(Records from a data source)
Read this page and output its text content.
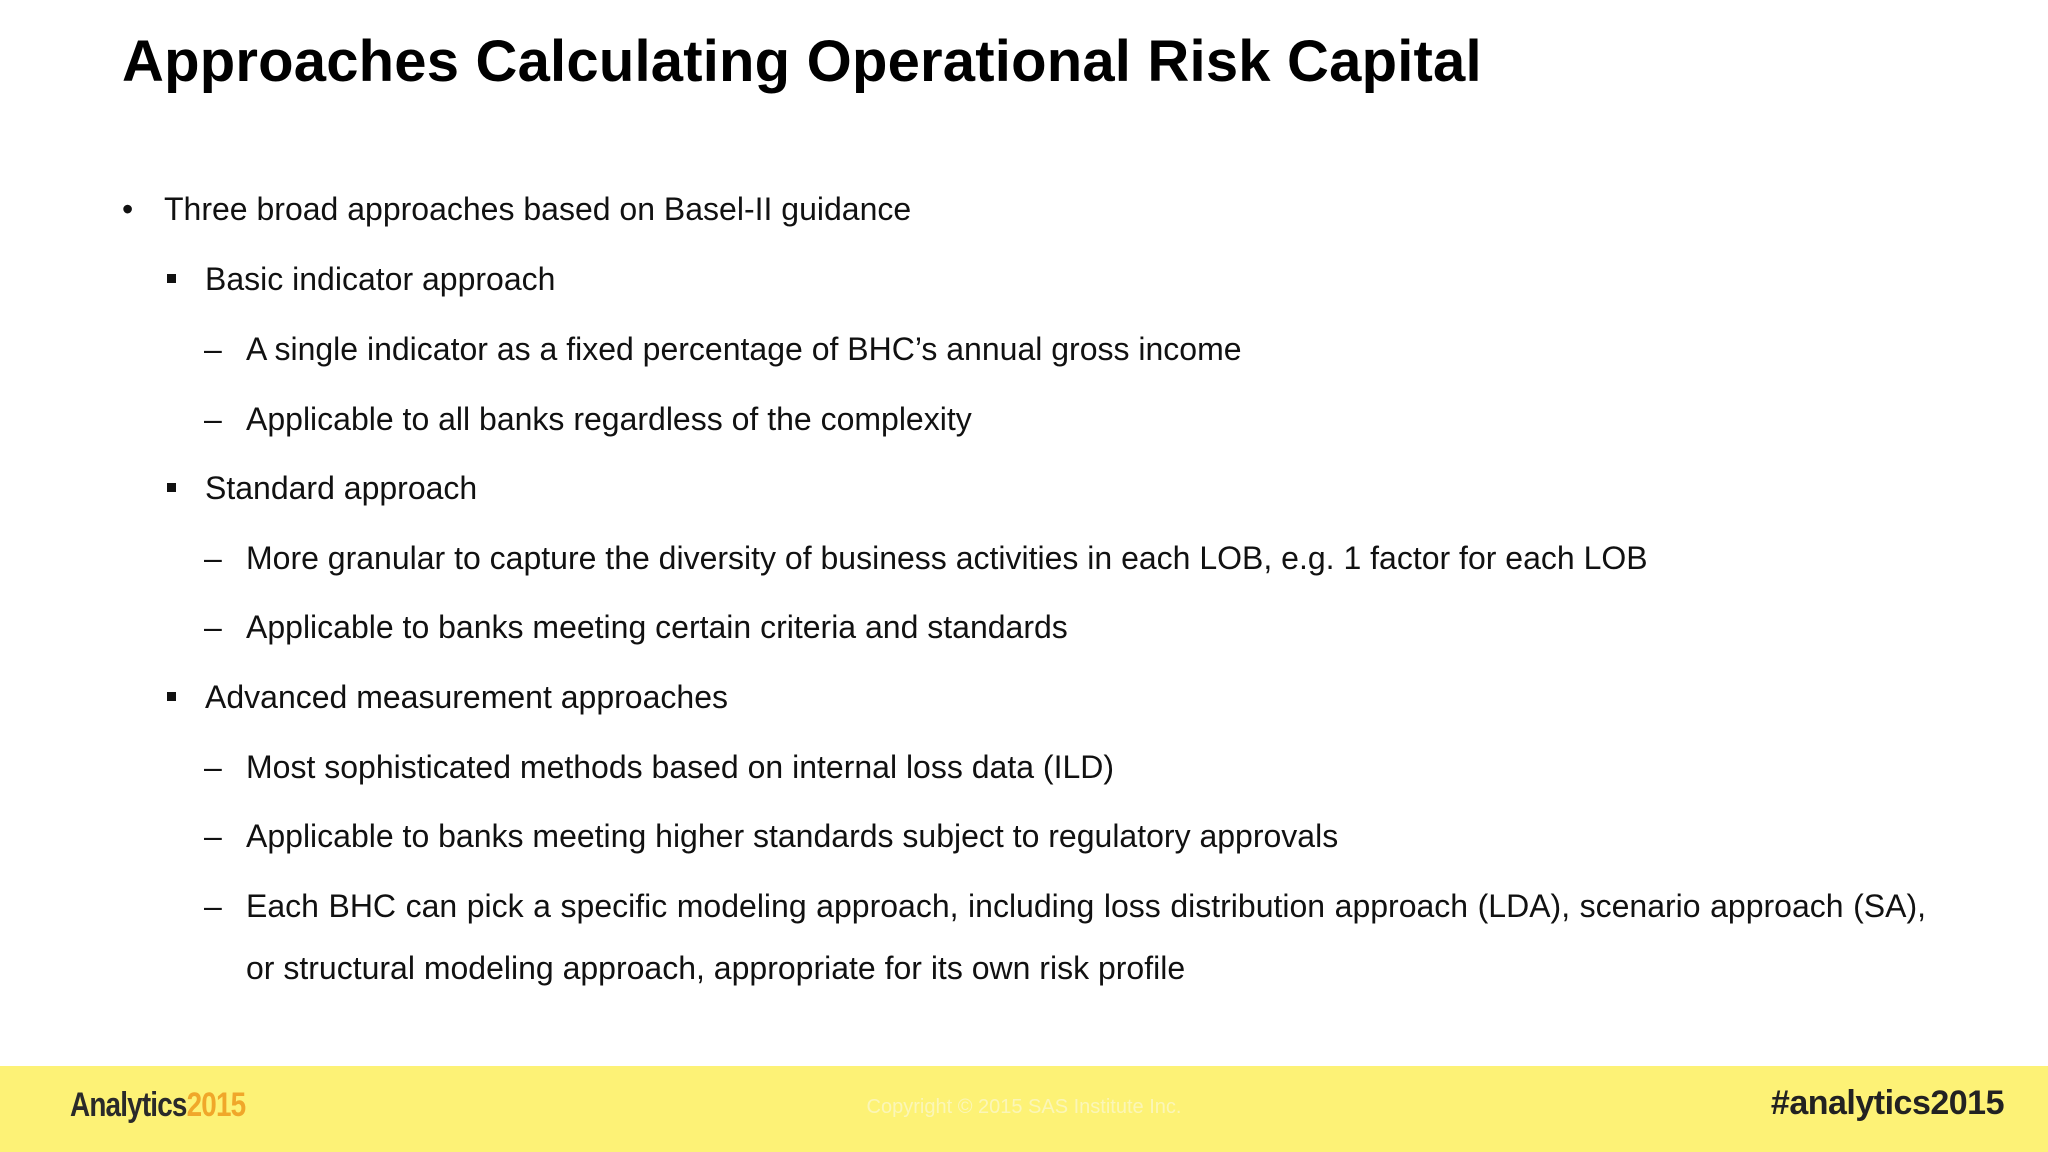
Approaches Calculating Operational Risk Capital
• Three broad approaches based on Basel-II guidance
Basic indicator approach
– A single indicator as a fixed percentage of BHC’s annual gross income
– Applicable to all banks regardless of the complexity
Standard approach
– More granular to capture the diversity of business activities in each LOB, e.g. 1 factor for each LOB
– Applicable to banks meeting certain criteria and standards
Advanced measurement approaches
– Most sophisticated methods based on internal loss data (ILD)
– Applicable to banks meeting higher standards subject to regulatory approvals
– Each BHC can pick a specific modeling approach, including loss distribution approach (LDA), scenario approach (SA), or structural modeling approach, appropriate for its own risk profile
Analytics2015	Copyright © 2015 SAS Institute Inc.	#analytics2015
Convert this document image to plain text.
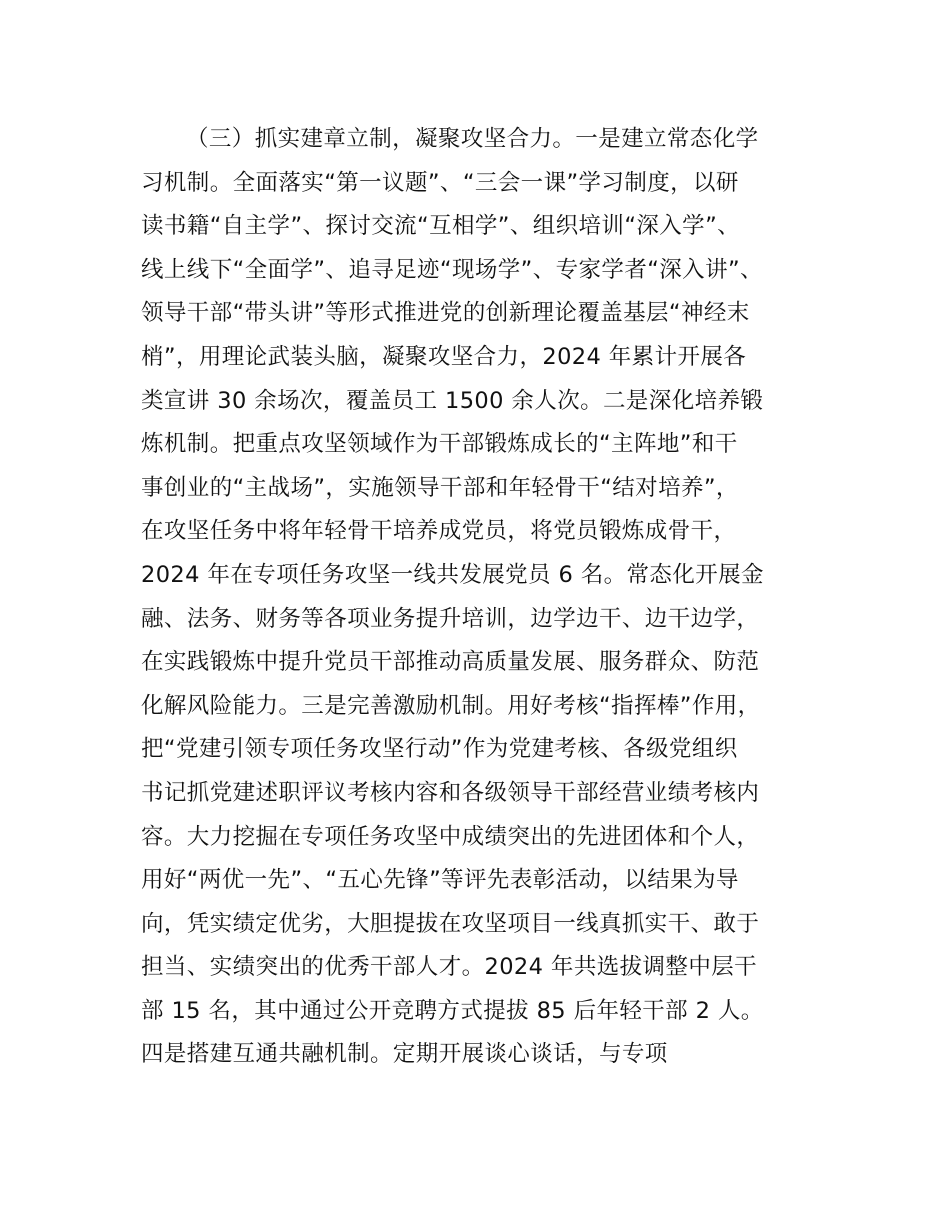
（三）抓实建章立制，凝聚攻坚合力。一是建立常态化学
习机制。全面落实“第一议题”、“三会一课”学习制度，以研
读书籍“自主学”、探讨交流“互相学”、组织培训“深入学”、
线上线下“全面学”、追寻足迹“现场学”、专家学者“深入讲”、
领导干部“带头讲”等形式推进党的创新理论覆盖基层“神经末
梢”，用理论武装头脑，凝聚攻坚合力，2024 年累计开展各
类宣讲 30 余场次，覆盖员工 1500 余人次。二是深化培养锻
炼机制。把重点攻坚领域作为干部锻炼成长的“主阵地”和干
事创业的“主战场”，实施领导干部和年轻骨干“结对培养”，
在攻坚任务中将年轻骨干培养成党员，将党员锻炼成骨干，
2024 年在专项任务攻坚一线共发展党员 6 名。常态化开展金
融、法务、财务等各项业务提升培训，边学边干、边干边学，
在实践锻炼中提升党员干部推动高质量发展、服务群众、防范
化解风险能力。三是完善激励机制。用好考核“指挥棒”作用，
把“党建引领专项任务攻坚行动”作为党建考核、各级党组织
书记抓党建述职评议考核内容和各级领导干部经营业绩考核内
容。大力挖掘在专项任务攻坚中成绩突出的先进团体和个人，
用好“两优一先”、“五心先锋”等评先表彰活动，以结果为导
向，凭实绩定优劣，大胆提拔在攻坚项目一线真抓实干、敢于
担当、实绩突出的优秀干部人才。2024 年共选拔调整中层干
部 15 名，其中通过公开竞聘方式提拔 85 后年轻干部 2 人。
四是搭建互通共融机制。定期开展谈心谈话，与专项
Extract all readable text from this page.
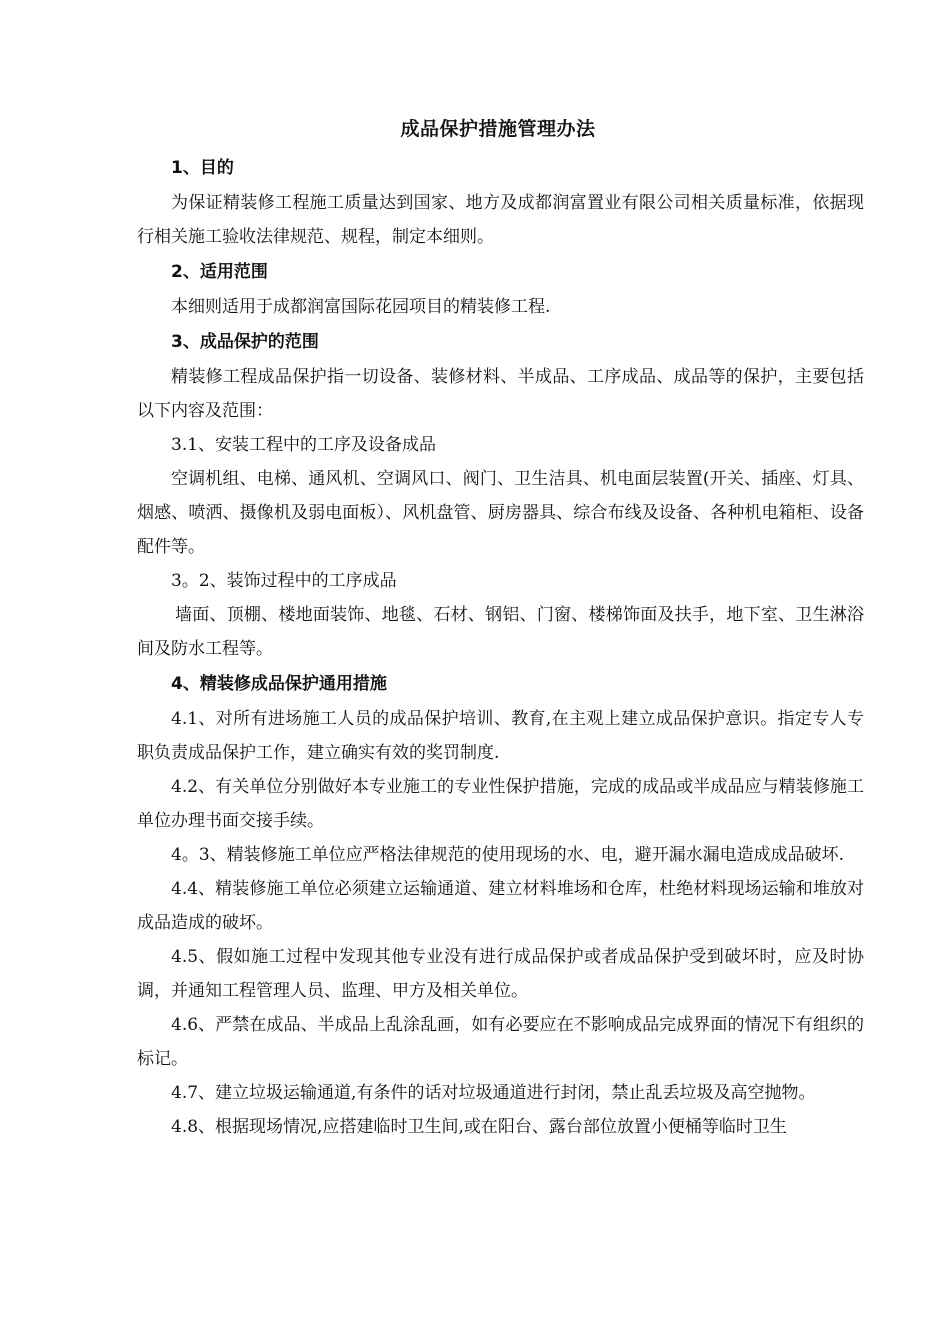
成品保护措施管理办法

1、目的

为保证精装修工程施工质量达到国家、地方及成都润富置业有限公司相关质量标准，依据现行相关施工验收法律规范、规程，制定本细则。

2、适用范围

本细则适用于成都润富国际花园项目的精装修工程.

3、成品保护的范围

精装修工程成品保护指一切设备、装修材料、半成品、工序成品、成品等的保护，主要包括以下内容及范围：

3.1、安装工程中的工序及设备成品

空调机组、电梯、通风机、空调风口、阀门、卫生洁具、机电面层装置(开关、插座、灯具、烟感、喷洒、摄像机及弱电面板）、风机盘管、厨房器具、综合布线及设备、各种机电箱柜、设备配件等。

3。2、装饰过程中的工序成品

墙面、顶棚、楼地面装饰、地毯、石材、钢铝、门窗、楼梯饰面及扶手，地下室、卫生淋浴间及防水工程等。

4、精装修成品保护通用措施

4.1、对所有进场施工人员的成品保护培训、教育,在主观上建立成品保护意识。指定专人专职负责成品保护工作，建立确实有效的奖罚制度.

4.2、有关单位分别做好本专业施工的专业性保护措施，完成的成品或半成品应与精装修施工单位办理书面交接手续。

4。3、精装修施工单位应严格法律规范的使用现场的水、电，避开漏水漏电造成成品破坏.

4.4、精装修施工单位必须建立运输通道、建立材料堆场和仓库，杜绝材料现场运输和堆放对成品造成的破坏。

4.5、假如施工过程中发现其他专业没有进行成品保护或者成品保护受到破坏时，应及时协调，并通知工程管理人员、监理、甲方及相关单位。

4.6、严禁在成品、半成品上乱涂乱画，如有必要应在不影响成品完成界面的情况下有组织的标记。

4.7、建立垃圾运输通道,有条件的话对垃圾通道进行封闭，禁止乱丢垃圾及高空抛物。

4.8、根据现场情况,应搭建临时卫生间,或在阳台、露台部位放置小便桶等临时卫生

- **TASK TO COMPLETE**
Reproduce precisely the lines of the entries above, from the one containing "Extract all readable text from this page." through the final one, both ends included, and omit the pictures.

- **REPLY**
Extract all readable text from this page.
成品保护措施管理办法

1、目的

为保证精装修工程施工质量达到国家、地方及成都润富置业有限公司相关质量标准，依据现行相关施工验收法律规范、规程，制定本细则。

2、适用范围

本细则适用于成都润富国际花园项目的精装修工程.

3、成品保护的范围

精装修工程成品保护指一切设备、装修材料、半成品、工序成品、成品等的保护，主要包括以下内容及范围：

3.1、安装工程中的工序及设备成品

空调机组、电梯、通风机、空调风口、阀门、卫生洁具、机电面层装置(开关、插座、灯具、烟感、喷洒、摄像机及弱电面板）、风机盘管、厨房器具、综合布线及设备、各种机电箱柜、设备配件等。

3。2、装饰过程中的工序成品

墙面、顶棚、楼地面装饰、地毯、石材、钢铝、门窗、楼梯饰面及扶手，地下室、卫生淋浴间及防水工程等。

4、精装修成品保护通用措施

4.1、对所有进场施工人员的成品保护培训、教育,在主观上建立成品保护意识。指定专人专职负责成品保护工作，建立确实有效的奖罚制度.

4.2、有关单位分别做好本专业施工的专业性保护措施，完成的成品或半成品应与精装修施工单位办理书面交接手续。

4。3、精装修施工单位应严格法律规范的使用现场的水、电，避开漏水漏电造成成品破坏.

4.4、精装修施工单位必须建立运输通道、建立材料堆场和仓库，杜绝材料现场运输和堆放对成品造成的破坏。

4.5、假如施工过程中发现其他专业没有进行成品保护或者成品保护受到破坏时，应及时协调，并通知工程管理人员、监理、甲方及相关单位。

4.6、严禁在成品、半成品上乱涂乱画，如有必要应在不影响成品完成界面的情况下有组织的标记。

4.7、建立垃圾运输通道,有条件的话对垃圾通道进行封闭，禁止乱丢垃圾及高空抛物。

4.8、根据现场情况,应搭建临时卫生间,或在阳台、露台部位放置小便桶等临时卫生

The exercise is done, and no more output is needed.